WHAT THE TASK ASKS: Output every entry exactly as written, skipping any pictures.
**** DATA EXTRACT ****
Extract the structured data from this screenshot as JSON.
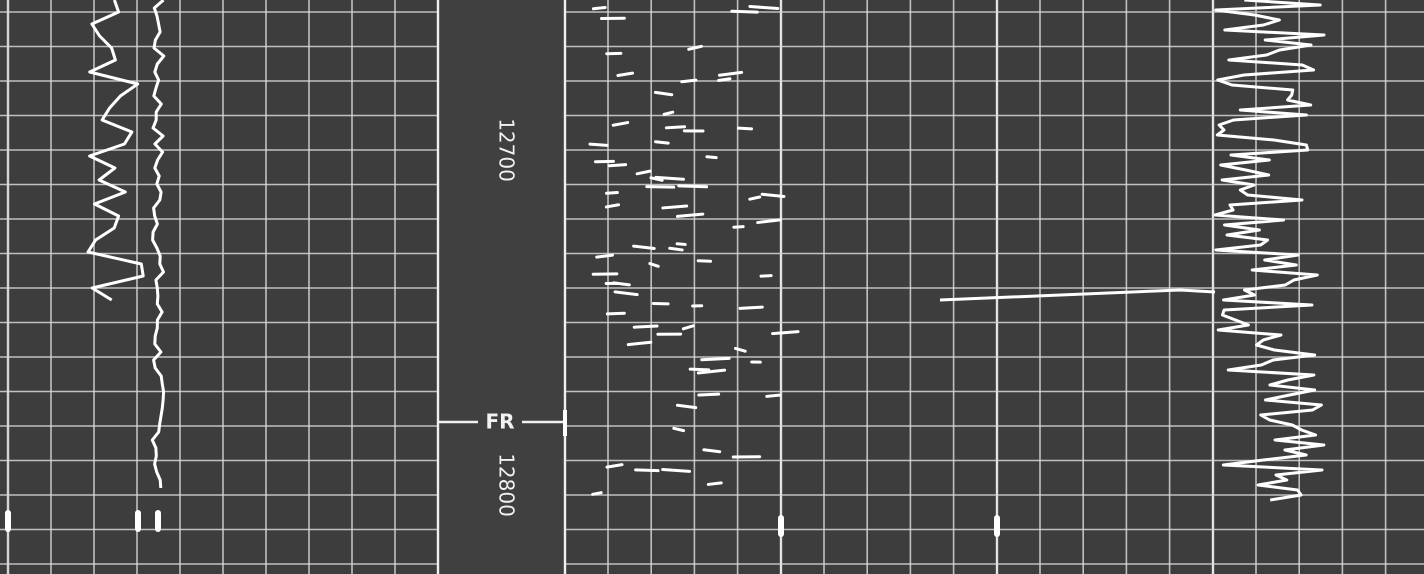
{
  "depth_track": {
    "upper_depth": "12700",
    "marker": "FR",
    "lower_depth": "12800"
  }
}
****
CORRECT OUTPUT:
Extract the structured data from this screenshot as JSON.
{
  "depth_track": {
    "upper_depth": "12700",
    "marker": "FR",
    "lower_depth": "12800"
  }
}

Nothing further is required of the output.